# [TO-DO LIST]
1. In the text on tax audit triggers, by what percentage did IRS enforcement revenue rise from 2009 to 2010?
2. In the text on tax audit triggers, rewrite the passage starting with "Although The Orange" and going on through "billion in revenue.", swapping "large corporations" for "big businesses".

# [EXCERPTED TEXT]

Looking for ways to keep the taxman from knocking at your door? Tax audit triggers are a major concern for even the most honest, hard-working American taxpayers, and with good reason.
Looking for ways to keep the taxman from knocking at your door? Tax audit triggers are a major concern for even the most honest, hard-working American taxpayers, and with good reason. IRS audits and enforcement were on the rise in 2010.
Although The Orange County Register cites an 11% increase in IRS audits in 2010, the same AP story explains that the main targets appear to be large corporations and wealthy individuals. Average Americans aren't off the hook, though; IRS enforcement revenue rose by a whopping 18% from 2009 to 2010. The increase amounted to over $57 billion in revenue.
According to the Internal Revenue Service, U.S. federal tax returns are chosen for audit when they differ from similar returns. Although the I.R.S. doesn't want to reveal tax audit triggers for obvious reasons, certain circumstances are more likely to raise red flags.

# [DATASET CONTENT]
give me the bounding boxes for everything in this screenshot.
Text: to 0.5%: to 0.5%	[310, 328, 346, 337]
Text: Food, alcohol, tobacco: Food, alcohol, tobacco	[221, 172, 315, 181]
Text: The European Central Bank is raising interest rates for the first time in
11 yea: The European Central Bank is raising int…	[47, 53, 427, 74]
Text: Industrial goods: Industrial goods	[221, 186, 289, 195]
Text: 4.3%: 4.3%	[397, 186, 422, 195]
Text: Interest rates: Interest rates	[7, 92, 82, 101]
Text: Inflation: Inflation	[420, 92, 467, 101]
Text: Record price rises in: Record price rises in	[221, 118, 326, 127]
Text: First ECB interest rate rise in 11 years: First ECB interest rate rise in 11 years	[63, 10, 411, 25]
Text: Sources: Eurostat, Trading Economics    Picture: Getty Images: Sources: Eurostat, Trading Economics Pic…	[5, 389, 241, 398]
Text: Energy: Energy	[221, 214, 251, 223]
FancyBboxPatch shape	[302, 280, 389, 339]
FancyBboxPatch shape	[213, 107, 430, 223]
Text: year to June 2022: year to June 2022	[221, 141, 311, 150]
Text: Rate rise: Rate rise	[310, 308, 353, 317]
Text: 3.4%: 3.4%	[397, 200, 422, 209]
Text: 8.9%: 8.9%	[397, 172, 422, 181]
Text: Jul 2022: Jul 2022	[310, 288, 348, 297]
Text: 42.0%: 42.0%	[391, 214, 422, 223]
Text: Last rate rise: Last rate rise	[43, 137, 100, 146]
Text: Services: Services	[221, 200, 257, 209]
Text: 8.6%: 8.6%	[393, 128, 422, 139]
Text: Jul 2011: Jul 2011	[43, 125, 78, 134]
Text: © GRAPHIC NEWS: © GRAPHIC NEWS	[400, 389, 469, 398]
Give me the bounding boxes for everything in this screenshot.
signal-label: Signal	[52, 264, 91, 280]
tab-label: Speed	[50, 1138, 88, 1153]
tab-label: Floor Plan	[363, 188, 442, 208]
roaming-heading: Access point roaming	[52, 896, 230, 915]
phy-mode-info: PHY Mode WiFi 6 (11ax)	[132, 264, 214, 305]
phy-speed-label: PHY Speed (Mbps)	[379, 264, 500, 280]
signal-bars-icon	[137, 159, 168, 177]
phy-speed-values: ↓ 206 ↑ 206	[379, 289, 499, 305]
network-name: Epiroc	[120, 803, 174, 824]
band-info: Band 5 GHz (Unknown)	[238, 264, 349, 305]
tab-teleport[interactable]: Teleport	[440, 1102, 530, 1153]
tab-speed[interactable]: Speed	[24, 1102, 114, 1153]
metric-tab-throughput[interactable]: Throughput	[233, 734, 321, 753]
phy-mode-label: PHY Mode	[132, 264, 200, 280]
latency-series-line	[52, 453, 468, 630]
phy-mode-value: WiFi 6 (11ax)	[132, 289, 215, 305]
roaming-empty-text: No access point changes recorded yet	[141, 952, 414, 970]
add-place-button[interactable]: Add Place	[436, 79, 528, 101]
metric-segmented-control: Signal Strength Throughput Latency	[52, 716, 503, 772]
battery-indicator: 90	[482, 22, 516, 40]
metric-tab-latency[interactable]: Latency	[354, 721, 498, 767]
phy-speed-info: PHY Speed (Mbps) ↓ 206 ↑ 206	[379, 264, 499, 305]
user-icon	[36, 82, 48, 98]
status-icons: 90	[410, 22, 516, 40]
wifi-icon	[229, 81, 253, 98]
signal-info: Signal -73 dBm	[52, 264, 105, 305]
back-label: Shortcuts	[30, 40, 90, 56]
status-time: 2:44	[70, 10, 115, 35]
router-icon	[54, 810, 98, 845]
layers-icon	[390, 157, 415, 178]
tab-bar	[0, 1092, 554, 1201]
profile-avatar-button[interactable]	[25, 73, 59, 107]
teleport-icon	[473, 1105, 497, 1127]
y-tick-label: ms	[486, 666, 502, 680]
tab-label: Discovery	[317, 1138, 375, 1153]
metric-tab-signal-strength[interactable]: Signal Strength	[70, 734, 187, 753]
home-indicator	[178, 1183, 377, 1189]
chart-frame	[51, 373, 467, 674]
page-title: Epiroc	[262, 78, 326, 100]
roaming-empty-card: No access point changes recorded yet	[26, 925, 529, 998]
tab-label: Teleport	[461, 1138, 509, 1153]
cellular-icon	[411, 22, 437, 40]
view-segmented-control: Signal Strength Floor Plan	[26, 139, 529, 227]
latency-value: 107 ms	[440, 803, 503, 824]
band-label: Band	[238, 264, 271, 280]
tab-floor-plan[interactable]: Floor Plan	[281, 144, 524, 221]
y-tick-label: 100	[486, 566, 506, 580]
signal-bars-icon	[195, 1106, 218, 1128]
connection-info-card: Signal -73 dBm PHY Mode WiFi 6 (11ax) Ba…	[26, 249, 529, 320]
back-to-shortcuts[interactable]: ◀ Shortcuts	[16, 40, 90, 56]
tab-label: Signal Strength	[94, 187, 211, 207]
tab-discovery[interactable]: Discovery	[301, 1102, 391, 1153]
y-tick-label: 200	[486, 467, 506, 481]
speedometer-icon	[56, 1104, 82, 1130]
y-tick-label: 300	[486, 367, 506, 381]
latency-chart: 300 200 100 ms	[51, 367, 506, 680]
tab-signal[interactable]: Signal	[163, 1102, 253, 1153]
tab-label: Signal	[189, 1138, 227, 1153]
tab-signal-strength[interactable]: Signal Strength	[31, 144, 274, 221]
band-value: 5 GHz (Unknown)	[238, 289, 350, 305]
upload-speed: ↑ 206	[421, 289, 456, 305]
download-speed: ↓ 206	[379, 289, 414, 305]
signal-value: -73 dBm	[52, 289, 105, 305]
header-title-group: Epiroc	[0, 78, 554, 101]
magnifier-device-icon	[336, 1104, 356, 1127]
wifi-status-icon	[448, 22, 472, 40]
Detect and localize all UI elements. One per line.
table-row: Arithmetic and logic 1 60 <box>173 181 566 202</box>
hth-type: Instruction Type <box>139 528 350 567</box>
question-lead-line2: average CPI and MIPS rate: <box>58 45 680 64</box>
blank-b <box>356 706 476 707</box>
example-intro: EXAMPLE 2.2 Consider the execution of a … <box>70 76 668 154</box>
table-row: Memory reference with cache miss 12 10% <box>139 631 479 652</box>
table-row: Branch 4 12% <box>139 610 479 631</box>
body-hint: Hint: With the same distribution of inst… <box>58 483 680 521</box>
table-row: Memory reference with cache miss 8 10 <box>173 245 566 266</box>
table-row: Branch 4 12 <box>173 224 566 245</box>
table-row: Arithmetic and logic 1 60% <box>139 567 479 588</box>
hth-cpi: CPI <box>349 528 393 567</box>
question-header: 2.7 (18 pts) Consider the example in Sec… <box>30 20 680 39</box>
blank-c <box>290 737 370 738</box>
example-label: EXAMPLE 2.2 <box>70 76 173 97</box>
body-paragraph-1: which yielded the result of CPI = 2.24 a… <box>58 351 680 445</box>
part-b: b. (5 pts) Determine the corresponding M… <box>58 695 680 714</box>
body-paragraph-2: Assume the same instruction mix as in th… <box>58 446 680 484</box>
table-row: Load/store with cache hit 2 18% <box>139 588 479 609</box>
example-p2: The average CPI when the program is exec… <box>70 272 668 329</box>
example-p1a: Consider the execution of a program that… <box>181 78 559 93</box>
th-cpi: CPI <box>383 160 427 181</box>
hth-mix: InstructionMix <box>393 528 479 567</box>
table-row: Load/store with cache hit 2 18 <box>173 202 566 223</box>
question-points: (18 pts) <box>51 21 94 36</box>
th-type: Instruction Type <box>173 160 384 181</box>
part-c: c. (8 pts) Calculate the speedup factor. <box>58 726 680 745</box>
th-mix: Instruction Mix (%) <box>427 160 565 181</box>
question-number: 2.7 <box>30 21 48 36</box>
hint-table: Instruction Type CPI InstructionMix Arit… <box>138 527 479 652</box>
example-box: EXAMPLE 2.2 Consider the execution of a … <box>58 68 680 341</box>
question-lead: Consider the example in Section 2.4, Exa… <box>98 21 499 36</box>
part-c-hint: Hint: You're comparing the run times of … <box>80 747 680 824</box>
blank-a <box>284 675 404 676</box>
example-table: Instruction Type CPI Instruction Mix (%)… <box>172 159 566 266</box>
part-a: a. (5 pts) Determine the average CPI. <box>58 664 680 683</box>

# [RESULTS OF THE TASKS]
1. It rose by 18%.

2.
Although The Orange County Register cites an 11% increase in IRS audits in 2010, the same AP story explains that the main targets appear to be big businesses and wealthy individuals. Average Americans aren't off the hook, though; IRS enforcement revenue rose by a whopping 18% from 2009 to 2010. The increase amounted to over $57 billion in revenue.